[Data entries]
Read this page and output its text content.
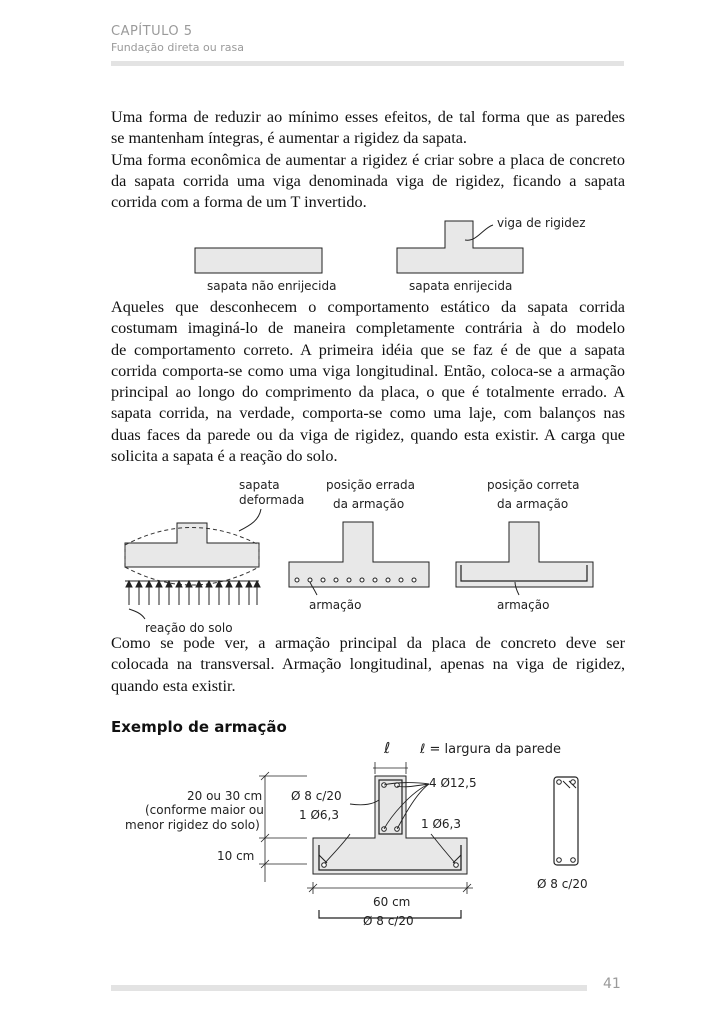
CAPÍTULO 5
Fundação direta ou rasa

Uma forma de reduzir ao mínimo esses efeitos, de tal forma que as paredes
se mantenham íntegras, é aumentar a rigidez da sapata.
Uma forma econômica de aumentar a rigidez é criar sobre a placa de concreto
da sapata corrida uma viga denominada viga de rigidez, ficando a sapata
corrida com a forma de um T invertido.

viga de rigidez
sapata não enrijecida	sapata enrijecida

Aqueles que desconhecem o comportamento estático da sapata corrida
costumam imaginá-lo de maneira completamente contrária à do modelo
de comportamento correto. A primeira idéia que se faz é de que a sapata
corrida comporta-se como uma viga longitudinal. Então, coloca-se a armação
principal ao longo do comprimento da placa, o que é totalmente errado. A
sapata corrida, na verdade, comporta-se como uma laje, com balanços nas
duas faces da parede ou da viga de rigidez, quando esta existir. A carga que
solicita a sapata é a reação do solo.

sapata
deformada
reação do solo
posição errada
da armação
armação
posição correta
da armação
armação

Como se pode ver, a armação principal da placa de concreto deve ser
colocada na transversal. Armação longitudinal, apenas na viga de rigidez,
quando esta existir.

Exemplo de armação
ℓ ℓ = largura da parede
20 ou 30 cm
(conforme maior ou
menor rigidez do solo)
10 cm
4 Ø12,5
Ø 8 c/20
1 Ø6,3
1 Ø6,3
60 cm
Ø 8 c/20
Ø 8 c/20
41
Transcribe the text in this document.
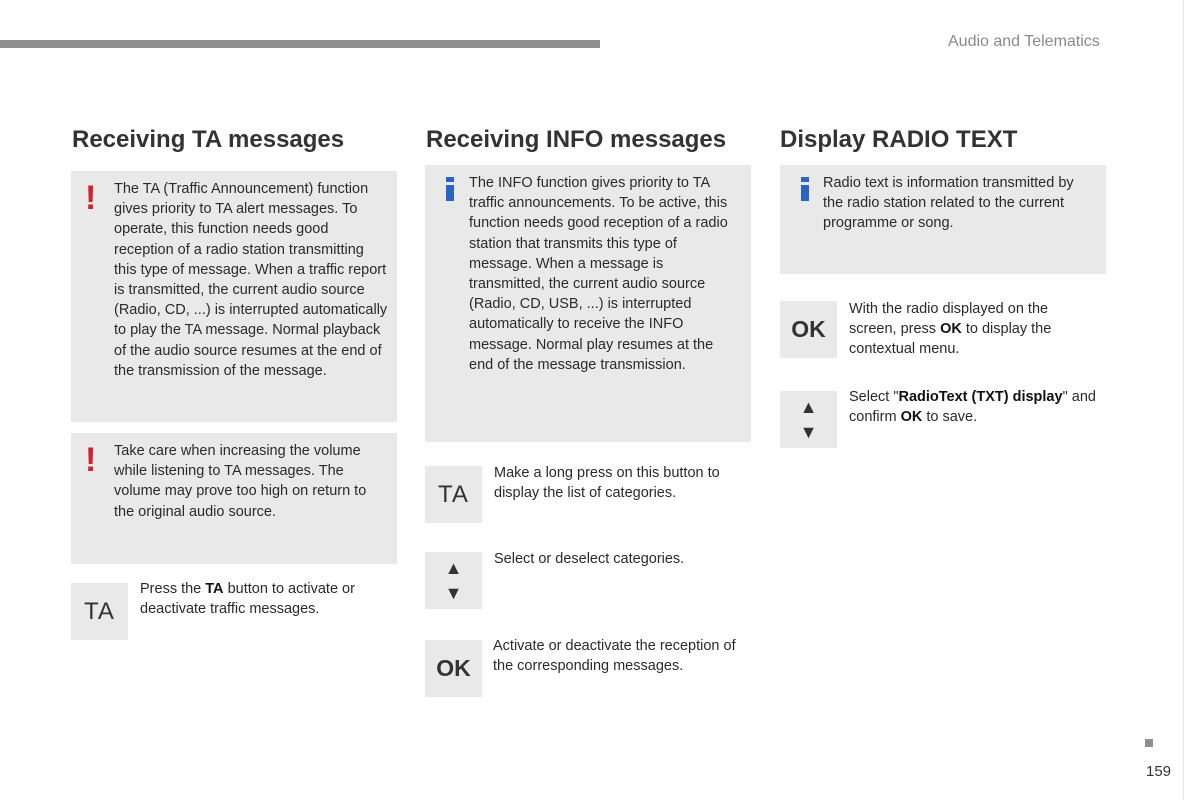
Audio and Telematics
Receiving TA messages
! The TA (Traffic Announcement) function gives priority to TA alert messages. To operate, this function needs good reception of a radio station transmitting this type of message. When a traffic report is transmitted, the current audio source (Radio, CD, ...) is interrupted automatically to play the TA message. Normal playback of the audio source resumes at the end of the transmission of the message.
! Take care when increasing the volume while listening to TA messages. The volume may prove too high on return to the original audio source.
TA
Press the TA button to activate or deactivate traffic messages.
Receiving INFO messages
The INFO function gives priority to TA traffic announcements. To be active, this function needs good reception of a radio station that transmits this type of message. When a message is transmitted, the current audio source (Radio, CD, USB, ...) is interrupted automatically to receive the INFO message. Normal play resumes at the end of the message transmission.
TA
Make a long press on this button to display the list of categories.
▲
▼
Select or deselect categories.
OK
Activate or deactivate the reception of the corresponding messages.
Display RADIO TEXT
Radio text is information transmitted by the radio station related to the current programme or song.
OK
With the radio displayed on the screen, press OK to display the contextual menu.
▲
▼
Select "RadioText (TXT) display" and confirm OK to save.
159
--
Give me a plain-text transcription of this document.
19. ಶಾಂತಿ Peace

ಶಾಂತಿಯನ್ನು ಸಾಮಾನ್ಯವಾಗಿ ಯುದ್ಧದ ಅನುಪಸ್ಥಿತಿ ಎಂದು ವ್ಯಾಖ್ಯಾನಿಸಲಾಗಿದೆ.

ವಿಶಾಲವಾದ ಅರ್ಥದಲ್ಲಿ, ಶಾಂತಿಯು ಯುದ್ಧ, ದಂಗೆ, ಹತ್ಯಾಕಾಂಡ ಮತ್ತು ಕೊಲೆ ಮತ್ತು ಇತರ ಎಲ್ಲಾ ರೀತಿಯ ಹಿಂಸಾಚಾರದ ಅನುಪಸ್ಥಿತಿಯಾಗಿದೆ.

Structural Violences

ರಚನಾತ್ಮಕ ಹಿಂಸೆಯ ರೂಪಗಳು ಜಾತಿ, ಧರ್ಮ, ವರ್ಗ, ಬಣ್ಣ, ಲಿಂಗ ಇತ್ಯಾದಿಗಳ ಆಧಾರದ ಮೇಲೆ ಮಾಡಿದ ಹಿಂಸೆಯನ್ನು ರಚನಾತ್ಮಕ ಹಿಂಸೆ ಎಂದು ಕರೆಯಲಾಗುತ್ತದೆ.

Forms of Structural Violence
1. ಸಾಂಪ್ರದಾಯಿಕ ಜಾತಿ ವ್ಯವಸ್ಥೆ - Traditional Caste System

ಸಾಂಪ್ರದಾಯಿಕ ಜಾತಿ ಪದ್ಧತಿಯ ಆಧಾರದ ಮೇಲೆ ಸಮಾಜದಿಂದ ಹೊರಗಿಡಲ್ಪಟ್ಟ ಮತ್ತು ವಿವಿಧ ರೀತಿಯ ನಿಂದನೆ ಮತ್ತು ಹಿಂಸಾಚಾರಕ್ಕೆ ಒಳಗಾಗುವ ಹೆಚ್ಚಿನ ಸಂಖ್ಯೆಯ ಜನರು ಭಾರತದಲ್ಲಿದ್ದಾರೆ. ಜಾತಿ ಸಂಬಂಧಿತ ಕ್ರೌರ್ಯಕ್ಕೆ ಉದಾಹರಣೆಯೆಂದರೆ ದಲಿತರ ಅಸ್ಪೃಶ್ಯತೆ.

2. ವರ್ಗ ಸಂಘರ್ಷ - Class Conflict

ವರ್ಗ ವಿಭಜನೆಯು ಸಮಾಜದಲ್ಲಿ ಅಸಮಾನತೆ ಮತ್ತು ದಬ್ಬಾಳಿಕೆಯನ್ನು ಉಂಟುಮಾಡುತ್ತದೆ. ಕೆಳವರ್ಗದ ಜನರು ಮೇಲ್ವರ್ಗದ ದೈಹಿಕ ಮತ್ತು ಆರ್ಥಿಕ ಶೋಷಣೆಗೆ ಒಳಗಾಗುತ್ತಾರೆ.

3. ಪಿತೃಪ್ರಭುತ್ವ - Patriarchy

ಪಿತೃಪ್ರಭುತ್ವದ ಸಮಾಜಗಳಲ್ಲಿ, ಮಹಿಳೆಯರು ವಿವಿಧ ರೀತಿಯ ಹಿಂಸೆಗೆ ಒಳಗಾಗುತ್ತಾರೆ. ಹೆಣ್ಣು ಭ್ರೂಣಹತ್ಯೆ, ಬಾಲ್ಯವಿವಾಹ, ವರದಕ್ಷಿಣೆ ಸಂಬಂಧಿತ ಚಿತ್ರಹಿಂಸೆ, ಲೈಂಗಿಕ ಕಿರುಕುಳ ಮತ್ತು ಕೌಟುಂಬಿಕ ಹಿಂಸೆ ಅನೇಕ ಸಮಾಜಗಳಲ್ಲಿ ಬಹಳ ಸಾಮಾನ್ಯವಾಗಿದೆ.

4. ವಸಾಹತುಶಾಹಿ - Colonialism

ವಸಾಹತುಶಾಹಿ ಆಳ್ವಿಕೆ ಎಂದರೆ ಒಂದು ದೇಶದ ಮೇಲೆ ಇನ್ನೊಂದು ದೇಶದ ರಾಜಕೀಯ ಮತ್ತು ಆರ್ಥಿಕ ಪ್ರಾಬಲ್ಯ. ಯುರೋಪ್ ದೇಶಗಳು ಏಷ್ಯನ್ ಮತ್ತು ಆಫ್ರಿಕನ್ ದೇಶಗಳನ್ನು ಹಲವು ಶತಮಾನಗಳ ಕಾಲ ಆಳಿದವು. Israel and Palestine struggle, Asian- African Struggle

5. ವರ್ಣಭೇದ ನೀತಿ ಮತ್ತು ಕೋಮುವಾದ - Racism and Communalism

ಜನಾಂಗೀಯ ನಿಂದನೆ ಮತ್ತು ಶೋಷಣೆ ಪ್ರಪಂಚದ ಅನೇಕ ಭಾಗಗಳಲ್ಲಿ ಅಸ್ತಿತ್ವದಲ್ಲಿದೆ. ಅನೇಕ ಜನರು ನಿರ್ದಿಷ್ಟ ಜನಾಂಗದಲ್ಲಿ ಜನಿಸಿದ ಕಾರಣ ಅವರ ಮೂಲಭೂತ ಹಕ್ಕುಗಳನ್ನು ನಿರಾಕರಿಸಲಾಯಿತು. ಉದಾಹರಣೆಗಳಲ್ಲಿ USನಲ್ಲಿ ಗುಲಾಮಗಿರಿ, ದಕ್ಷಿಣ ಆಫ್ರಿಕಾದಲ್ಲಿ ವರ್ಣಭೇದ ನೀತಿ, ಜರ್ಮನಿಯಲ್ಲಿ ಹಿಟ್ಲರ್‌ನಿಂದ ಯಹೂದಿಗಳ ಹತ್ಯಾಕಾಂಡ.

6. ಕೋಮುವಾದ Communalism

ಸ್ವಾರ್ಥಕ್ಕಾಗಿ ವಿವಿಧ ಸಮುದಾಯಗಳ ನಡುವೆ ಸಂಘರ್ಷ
---
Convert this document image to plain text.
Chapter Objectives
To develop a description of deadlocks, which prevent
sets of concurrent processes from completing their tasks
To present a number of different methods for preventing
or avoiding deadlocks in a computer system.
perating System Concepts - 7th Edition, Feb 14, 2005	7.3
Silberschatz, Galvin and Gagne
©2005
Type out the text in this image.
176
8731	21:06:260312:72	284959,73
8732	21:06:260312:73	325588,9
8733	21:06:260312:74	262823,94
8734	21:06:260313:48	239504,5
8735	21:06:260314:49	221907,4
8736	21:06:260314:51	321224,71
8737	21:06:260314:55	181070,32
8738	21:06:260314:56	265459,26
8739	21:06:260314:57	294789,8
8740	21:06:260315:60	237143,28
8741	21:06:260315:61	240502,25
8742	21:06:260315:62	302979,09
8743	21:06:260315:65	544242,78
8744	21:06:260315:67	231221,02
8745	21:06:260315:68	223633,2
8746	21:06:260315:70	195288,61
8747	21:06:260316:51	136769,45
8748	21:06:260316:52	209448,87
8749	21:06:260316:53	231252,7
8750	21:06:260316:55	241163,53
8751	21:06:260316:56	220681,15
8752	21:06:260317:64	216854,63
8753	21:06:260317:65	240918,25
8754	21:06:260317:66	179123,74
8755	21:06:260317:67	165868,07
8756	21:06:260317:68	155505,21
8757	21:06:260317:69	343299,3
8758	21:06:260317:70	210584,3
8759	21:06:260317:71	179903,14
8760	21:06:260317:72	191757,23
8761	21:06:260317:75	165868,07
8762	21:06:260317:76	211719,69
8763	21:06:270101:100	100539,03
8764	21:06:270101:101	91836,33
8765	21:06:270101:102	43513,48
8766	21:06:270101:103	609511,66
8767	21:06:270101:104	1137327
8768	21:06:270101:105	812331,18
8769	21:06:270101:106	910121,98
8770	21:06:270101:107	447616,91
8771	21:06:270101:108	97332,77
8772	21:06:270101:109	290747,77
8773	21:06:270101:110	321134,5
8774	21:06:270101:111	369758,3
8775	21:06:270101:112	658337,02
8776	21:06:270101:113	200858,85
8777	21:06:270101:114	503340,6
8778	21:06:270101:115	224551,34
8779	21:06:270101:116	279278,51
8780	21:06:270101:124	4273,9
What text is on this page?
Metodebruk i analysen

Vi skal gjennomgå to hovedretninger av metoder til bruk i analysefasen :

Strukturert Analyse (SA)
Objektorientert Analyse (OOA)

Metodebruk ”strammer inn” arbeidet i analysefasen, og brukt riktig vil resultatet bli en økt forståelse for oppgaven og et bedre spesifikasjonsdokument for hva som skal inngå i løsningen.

Your goal:
Show every line of the records above that contains the word "reação".

Solution for this problem:
solicita a sapata é a reação do solo.
reação do solo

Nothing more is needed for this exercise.